▶ **Problem requirements**: Give the data below again exactly as written, without its pictures.

▶ **Record extracts**:

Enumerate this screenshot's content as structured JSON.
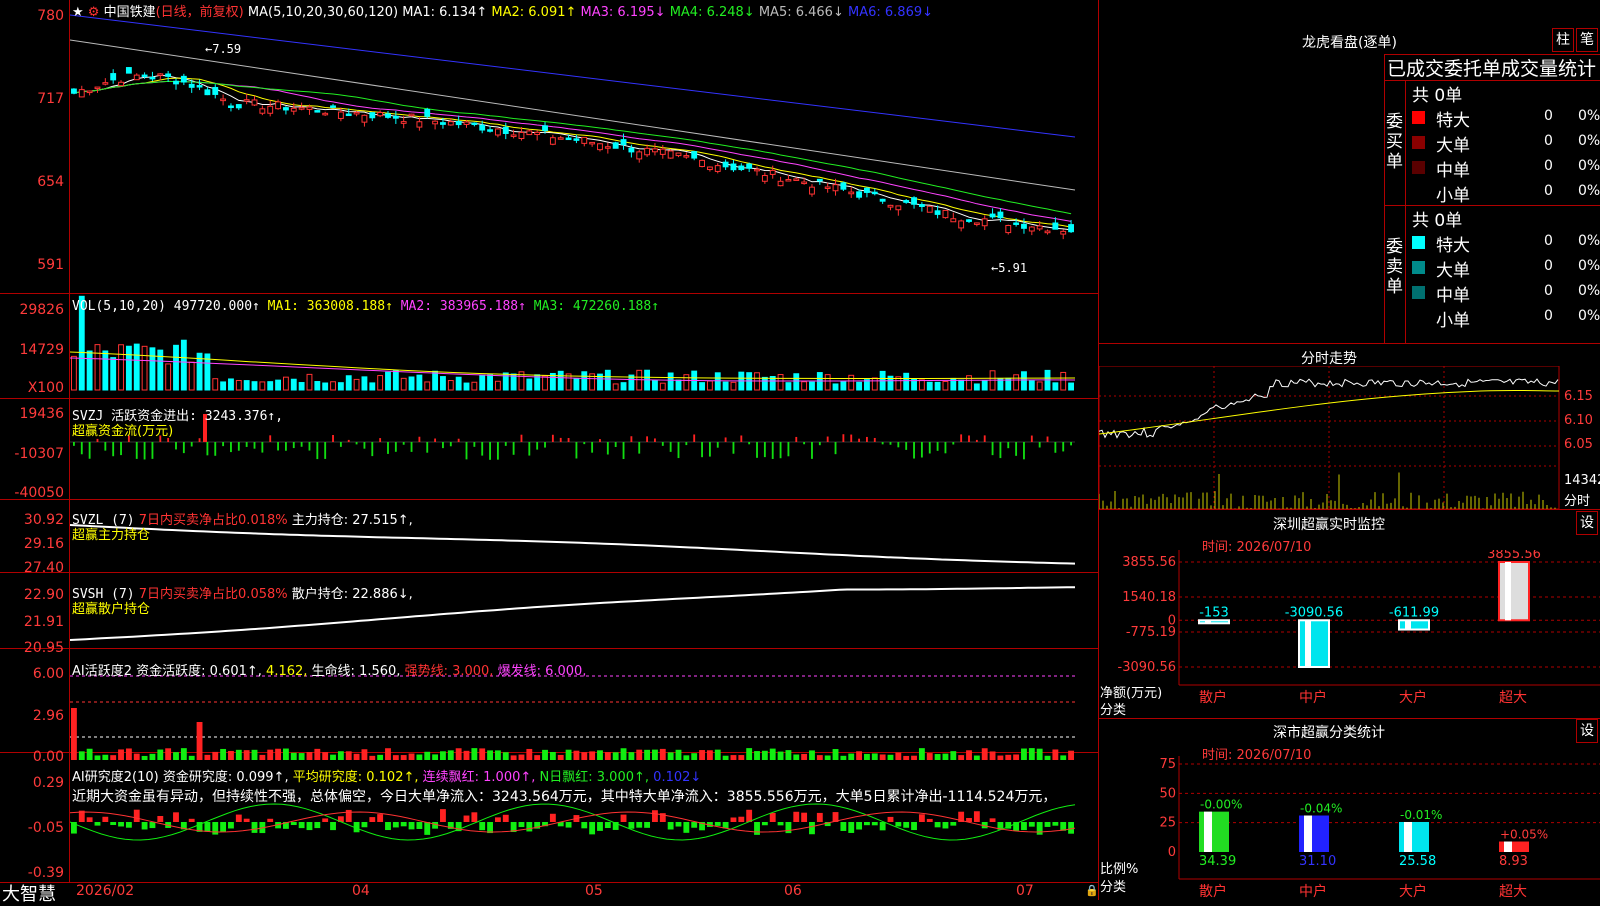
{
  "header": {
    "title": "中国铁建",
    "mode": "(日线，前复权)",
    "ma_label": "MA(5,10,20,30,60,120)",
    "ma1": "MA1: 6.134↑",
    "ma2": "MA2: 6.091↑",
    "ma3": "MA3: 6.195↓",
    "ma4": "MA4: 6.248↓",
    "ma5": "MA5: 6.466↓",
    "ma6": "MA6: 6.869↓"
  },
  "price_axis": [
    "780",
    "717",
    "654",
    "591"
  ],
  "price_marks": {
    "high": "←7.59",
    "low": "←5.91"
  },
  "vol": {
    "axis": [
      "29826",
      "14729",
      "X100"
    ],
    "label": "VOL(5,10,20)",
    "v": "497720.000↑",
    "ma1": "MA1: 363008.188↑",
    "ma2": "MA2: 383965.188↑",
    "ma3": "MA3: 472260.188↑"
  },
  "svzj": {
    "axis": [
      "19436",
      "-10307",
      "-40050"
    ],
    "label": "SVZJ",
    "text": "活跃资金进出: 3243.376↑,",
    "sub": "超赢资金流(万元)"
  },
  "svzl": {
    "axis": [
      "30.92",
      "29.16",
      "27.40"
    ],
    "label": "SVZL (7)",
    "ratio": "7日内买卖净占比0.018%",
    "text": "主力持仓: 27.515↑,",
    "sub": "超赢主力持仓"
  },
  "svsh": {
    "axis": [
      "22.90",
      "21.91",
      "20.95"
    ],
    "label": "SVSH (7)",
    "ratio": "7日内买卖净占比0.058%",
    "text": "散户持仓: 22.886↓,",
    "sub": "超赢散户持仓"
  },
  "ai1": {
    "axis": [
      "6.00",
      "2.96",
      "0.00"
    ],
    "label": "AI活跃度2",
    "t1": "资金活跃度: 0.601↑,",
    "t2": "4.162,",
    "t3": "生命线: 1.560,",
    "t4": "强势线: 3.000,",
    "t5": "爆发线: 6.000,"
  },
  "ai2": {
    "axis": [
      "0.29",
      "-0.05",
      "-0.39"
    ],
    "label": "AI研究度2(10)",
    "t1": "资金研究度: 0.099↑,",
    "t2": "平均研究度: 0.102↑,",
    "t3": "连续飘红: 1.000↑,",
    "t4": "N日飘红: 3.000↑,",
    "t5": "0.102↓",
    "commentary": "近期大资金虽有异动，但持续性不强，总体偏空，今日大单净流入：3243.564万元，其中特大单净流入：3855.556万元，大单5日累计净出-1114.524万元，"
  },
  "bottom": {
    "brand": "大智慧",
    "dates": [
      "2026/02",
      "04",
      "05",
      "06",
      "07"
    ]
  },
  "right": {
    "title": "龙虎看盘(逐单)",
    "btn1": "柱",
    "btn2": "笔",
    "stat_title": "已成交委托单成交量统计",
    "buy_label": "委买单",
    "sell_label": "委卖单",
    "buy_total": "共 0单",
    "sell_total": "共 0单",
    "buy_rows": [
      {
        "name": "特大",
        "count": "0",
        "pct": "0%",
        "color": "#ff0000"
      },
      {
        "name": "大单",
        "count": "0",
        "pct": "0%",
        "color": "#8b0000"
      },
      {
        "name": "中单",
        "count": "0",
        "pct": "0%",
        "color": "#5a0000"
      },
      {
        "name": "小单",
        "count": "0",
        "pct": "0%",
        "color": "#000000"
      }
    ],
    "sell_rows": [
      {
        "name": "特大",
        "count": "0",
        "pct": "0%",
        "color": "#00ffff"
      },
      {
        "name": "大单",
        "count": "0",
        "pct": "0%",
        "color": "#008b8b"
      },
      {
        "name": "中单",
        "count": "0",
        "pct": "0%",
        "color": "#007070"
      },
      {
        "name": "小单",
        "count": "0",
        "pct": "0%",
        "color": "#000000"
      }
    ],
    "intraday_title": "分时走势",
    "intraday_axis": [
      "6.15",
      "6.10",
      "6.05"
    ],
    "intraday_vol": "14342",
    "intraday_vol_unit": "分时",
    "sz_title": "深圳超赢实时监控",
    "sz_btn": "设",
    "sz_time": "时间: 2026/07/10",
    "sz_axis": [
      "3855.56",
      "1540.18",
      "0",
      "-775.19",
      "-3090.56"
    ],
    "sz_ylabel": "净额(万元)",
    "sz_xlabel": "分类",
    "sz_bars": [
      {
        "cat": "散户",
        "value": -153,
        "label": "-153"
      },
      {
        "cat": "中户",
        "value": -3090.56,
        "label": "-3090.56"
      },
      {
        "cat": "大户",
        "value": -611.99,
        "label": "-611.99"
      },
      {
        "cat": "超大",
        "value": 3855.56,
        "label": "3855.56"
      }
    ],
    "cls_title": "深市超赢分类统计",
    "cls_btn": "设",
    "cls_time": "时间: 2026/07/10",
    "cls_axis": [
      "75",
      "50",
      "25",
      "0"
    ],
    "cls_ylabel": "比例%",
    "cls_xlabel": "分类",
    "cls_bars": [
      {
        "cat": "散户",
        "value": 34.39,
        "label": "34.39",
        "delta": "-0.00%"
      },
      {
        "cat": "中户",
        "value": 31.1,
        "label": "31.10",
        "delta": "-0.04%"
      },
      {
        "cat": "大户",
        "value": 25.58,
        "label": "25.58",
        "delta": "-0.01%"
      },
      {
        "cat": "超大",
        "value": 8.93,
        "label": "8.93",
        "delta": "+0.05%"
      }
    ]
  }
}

▶ **Written reply**:
Enumerate this screenshot's content as structured JSON.
{
  "header": {
    "title": "中国铁建",
    "mode": "(日线，前复权)",
    "ma_label": "MA(5,10,20,30,60,120)",
    "ma1": "MA1: 6.134↑",
    "ma2": "MA2: 6.091↑",
    "ma3": "MA3: 6.195↓",
    "ma4": "MA4: 6.248↓",
    "ma5": "MA5: 6.466↓",
    "ma6": "MA6: 6.869↓"
  },
  "price_axis": [
    "780",
    "717",
    "654",
    "591"
  ],
  "price_marks": {
    "high": "←7.59",
    "low": "←5.91"
  },
  "vol": {
    "axis": [
      "29826",
      "14729",
      "X100"
    ],
    "label": "VOL(5,10,20)",
    "v": "497720.000↑",
    "ma1": "MA1: 363008.188↑",
    "ma2": "MA2: 383965.188↑",
    "ma3": "MA3: 472260.188↑"
  },
  "svzj": {
    "axis": [
      "19436",
      "-10307",
      "-40050"
    ],
    "label": "SVZJ",
    "text": "活跃资金进出: 3243.376↑,",
    "sub": "超赢资金流(万元)"
  },
  "svzl": {
    "axis": [
      "30.92",
      "29.16",
      "27.40"
    ],
    "label": "SVZL (7)",
    "ratio": "7日内买卖净占比0.018%",
    "text": "主力持仓: 27.515↑,",
    "sub": "超赢主力持仓"
  },
  "svsh": {
    "axis": [
      "22.90",
      "21.91",
      "20.95"
    ],
    "label": "SVSH (7)",
    "ratio": "7日内买卖净占比0.058%",
    "text": "散户持仓: 22.886↓,",
    "sub": "超赢散户持仓"
  },
  "ai1": {
    "axis": [
      "6.00",
      "2.96",
      "0.00"
    ],
    "label": "AI活跃度2",
    "t1": "资金活跃度: 0.601↑,",
    "t2": "4.162,",
    "t3": "生命线: 1.560,",
    "t4": "强势线: 3.000,",
    "t5": "爆发线: 6.000,"
  },
  "ai2": {
    "axis": [
      "0.29",
      "-0.05",
      "-0.39"
    ],
    "label": "AI研究度2(10)",
    "t1": "资金研究度: 0.099↑,",
    "t2": "平均研究度: 0.102↑,",
    "t3": "连续飘红: 1.000↑,",
    "t4": "N日飘红: 3.000↑,",
    "t5": "0.102↓",
    "commentary": "近期大资金虽有异动，但持续性不强，总体偏空，今日大单净流入：3243.564万元，其中特大单净流入：3855.556万元，大单5日累计净出-1114.524万元，"
  },
  "bottom": {
    "brand": "大智慧",
    "dates": [
      "2026/02",
      "04",
      "05",
      "06",
      "07"
    ]
  },
  "right": {
    "title": "龙虎看盘(逐单)",
    "btn1": "柱",
    "btn2": "笔",
    "stat_title": "已成交委托单成交量统计",
    "buy_label": "委买单",
    "sell_label": "委卖单",
    "buy_total": "共 0单",
    "sell_total": "共 0单",
    "buy_rows": [
      {
        "name": "特大",
        "count": "0",
        "pct": "0%",
        "color": "#ff0000"
      },
      {
        "name": "大单",
        "count": "0",
        "pct": "0%",
        "color": "#8b0000"
      },
      {
        "name": "中单",
        "count": "0",
        "pct": "0%",
        "color": "#5a0000"
      },
      {
        "name": "小单",
        "count": "0",
        "pct": "0%",
        "color": "#000000"
      }
    ],
    "sell_rows": [
      {
        "name": "特大",
        "count": "0",
        "pct": "0%",
        "color": "#00ffff"
      },
      {
        "name": "大单",
        "count": "0",
        "pct": "0%",
        "color": "#008b8b"
      },
      {
        "name": "中单",
        "count": "0",
        "pct": "0%",
        "color": "#007070"
      },
      {
        "name": "小单",
        "count": "0",
        "pct": "0%",
        "color": "#000000"
      }
    ],
    "intraday_title": "分时走势",
    "intraday_axis": [
      "6.15",
      "6.10",
      "6.05"
    ],
    "intraday_vol": "14342",
    "intraday_vol_unit": "分时",
    "sz_title": "深圳超赢实时监控",
    "sz_btn": "设",
    "sz_time": "时间: 2026/07/10",
    "sz_axis": [
      "3855.56",
      "1540.18",
      "0",
      "-775.19",
      "-3090.56"
    ],
    "sz_ylabel": "净额(万元)",
    "sz_xlabel": "分类",
    "sz_bars": [
      {
        "cat": "散户",
        "value": -153,
        "label": "-153"
      },
      {
        "cat": "中户",
        "value": -3090.56,
        "label": "-3090.56"
      },
      {
        "cat": "大户",
        "value": -611.99,
        "label": "-611.99"
      },
      {
        "cat": "超大",
        "value": 3855.56,
        "label": "3855.56"
      }
    ],
    "cls_title": "深市超赢分类统计",
    "cls_btn": "设",
    "cls_time": "时间: 2026/07/10",
    "cls_axis": [
      "75",
      "50",
      "25",
      "0"
    ],
    "cls_ylabel": "比例%",
    "cls_xlabel": "分类",
    "cls_bars": [
      {
        "cat": "散户",
        "value": 34.39,
        "label": "34.39",
        "delta": "-0.00%"
      },
      {
        "cat": "中户",
        "value": 31.1,
        "label": "31.10",
        "delta": "-0.04%"
      },
      {
        "cat": "大户",
        "value": 25.58,
        "label": "25.58",
        "delta": "-0.01%"
      },
      {
        "cat": "超大",
        "value": 8.93,
        "label": "8.93",
        "delta": "+0.05%"
      }
    ]
  }
}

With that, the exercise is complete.